No entanto, apesar de projectar a edição do tal livro onde incluiria o poema “À Memória do Presidente-Rei Sidónio Pais”, Pessoa, tendo, provavelmente, em conta a situação de instabilidade e insegurança que o país vivia, achou, talvez, urgente trazer à memória dos portugueses aquela figura que, para muitos, ainda representava a imagem do salvador. E a 27 de Fevereiro de 1920, publica no nº4 do jornal Acção a ode onde exalta o presidente assassinado.

Por o governo deste “soldado-rei” ter sido curto (um ano: de 5 de Dezembro de 1917 – data da revolução sidonista – a 14 de Dezembro de 1918 – data do seu assassínio), na opinião do poeta, a esperança que a nação depositara nesse “lampejo transitório” que surgira na desorientação que Portugal vivia, ainda não esmorecera. Era preciso mantê-la viva para que a nação tomasse em mãos o seu destino, e, por isso, decidiu reacendê-la com a força da sua palavra. Com o poder do seu verbo evoca esse chefe prematuramente desaparecido (tal como El-rei D. Sebastião) e trabalha de tal forma essa figura que dela faz emergir o Desejado.

Com este poema, Pessoa teve, quiçá, a ilusão de criar um novo mito, o mito sidonista e, possivelmente por esta razão, dele se fez arauto. Pretendeu, tal como com o seu “novo sebastianismo”, que ele fosse o sinal para um Portugal futuro ressuscitado da sua decadência, desalento e miséria. E tanto e tão completamente lhe quis dar a imortalidade do Desejado que, para aqueles que não teriam a capacidade de entender este seu poema de complexa elaboração intelectual, Pessoa, em mais uma das suas muitas despersonalizações dramáticas, empunha “a bengala e a guitarra de um cego profeta, na boa tradição bandarrista” (Pessoa Inédito, p. 55) e nas quadras escritas à maneira do improviso popular, Sidónio aparece como o Desejado que um dia há-de tornar: “Um dia o Sidónio torna/Estar morto é estar a fingir./Quem é bom pode perder a forma/Mas não perde o existir.” (Ibidem, p. 354)

 A oposição de Sidónio Pais à participação portuguesa na Primeira Grande Guerra, bem como a expectativa que a insurreição vitoriosa por ele liderada criou foram razão suficiente para a adesão de Pessoa ao chefe militar e ao homem capaz de congregar à sua volta os ideais adormecidos de uma nação prostrada.

Julgou-o pronto a regenerar o país, expurgando-o do mal que o minava e que em muito contribuía para “a nossa ruína cultural, a nossa lusitanidade não íntima.” (Obra, III, p. 579). E, apesar de, num texto não datado, mas posterior à morte deste presidente, reconhecer os seus erros e defeitos, não deixa de enaltecer “as qualidades místicas do chefe de nação” (Ibidem) que declara serem as “de astúcia precisas para manejar os homens” e “as de energia para os compelir” (Ibidem). Mais adiante, nesse mesmo texto, justifica a imoralidade da regência de Sidónio, argumentando que este mal fora, apenas, uma consequência de outros predicados do seu carácter: honestidade, lealdade e nobreza na coragem. Devido à sua honestidade, aquele homem, que considerava ser um ser superior, não conseguira destruir os ladrões que o cercavam; a sua lealdade não o deixara ver que estava envolvido com bandidos e a sua nobreza na coragem impedira-o de se saber rodeado de traidores.
--
Enunciado 1 ::
Indique se cada afirmação está de acordo com o texto sobre Sidónio Pais. Responda sim ou não e cite as palavras exatas do texto que o decidem: (a) a ode foi publicada no nº4 do jornal Acção a 27 de Fevereiro de 1920; (b) o governo de Sidónio Pais durou cerca de cinco anos; (c) Sidónio Pais defendeu a participação portuguesa na Primeira Grande Guerra.
Enunciado 2 ::
Transcreva palavra por palavra o trecho do texto sobre Sidónio Pais compreendido entre “Por o governo” e “emergir o Desejado.”, ambos incluídos.
A listagem apresentada a seguir não tem qualquer relação com o texto sobre Sidónio Pais.

Entradas anotadas de elementos ::
--
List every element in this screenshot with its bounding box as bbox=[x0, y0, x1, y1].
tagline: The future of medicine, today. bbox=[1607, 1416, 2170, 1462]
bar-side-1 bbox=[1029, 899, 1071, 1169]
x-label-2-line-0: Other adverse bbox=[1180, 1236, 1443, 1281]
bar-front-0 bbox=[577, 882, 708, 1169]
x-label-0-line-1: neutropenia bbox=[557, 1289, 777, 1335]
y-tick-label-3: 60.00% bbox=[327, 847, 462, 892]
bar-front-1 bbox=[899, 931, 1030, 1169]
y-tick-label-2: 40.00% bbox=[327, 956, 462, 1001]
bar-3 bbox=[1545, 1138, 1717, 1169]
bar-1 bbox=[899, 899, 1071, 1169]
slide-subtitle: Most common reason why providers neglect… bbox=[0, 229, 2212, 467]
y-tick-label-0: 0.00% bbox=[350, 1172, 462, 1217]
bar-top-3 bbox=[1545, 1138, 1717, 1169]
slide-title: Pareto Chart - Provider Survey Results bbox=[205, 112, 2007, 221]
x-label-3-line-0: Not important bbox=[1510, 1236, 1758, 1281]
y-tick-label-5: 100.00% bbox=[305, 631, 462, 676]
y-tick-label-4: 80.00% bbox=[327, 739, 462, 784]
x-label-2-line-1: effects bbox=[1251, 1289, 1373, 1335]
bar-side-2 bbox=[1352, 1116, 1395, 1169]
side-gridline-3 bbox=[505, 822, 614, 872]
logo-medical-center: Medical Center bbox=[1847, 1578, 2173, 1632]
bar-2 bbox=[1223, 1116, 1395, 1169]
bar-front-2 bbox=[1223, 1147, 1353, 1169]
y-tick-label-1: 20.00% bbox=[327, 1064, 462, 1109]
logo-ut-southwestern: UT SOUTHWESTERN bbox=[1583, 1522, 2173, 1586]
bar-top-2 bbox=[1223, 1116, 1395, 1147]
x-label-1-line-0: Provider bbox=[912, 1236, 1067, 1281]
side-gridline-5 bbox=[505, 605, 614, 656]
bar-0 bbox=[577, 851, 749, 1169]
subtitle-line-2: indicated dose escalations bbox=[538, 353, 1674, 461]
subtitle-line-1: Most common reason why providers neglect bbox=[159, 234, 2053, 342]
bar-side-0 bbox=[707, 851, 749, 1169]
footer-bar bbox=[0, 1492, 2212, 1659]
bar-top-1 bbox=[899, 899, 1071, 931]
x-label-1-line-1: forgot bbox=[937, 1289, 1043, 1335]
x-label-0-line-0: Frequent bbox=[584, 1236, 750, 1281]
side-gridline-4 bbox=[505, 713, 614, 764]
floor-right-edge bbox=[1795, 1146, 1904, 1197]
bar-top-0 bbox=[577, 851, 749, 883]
--
Resposta correta 1 ::
(a) Sim: «E a 27 de Fevereiro de 1920, publica no nº4 do jornal Acção a ode onde exalta o presidente assassinado.»
(b) Não: «um ano: de 5 de Dezembro de 1917 – data da revolução sidonista – a 14 de Dezembro de 1918 – data do seu assassínio»
(c) Não: «A oposição de Sidónio Pais à participação portuguesa na Primeira Grande Guerra»

Resposta correta 2 ::
Por o governo deste “soldado-rei” ter sido curto (um ano: de 5 de Dezembro de 1917 – data da revolução sidonista – a 14 de Dezembro de 1918 – data do seu assassínio), na opinião do poeta, a esperança que a nação depositara nesse “lampejo transitório” que surgira na desorientação que Portugal vivia, ainda não esmorecera. Era preciso mantê-la viva para que a nação tomasse em mãos o seu destino, e, por isso, decidiu reacendê-la com a força da sua palavra. Com o poder do seu verbo evoca esse chefe prematuramente desaparecido (tal como El-rei D. Sebastião) e trabalha de tal forma essa figura que dela faz emergir o Desejado.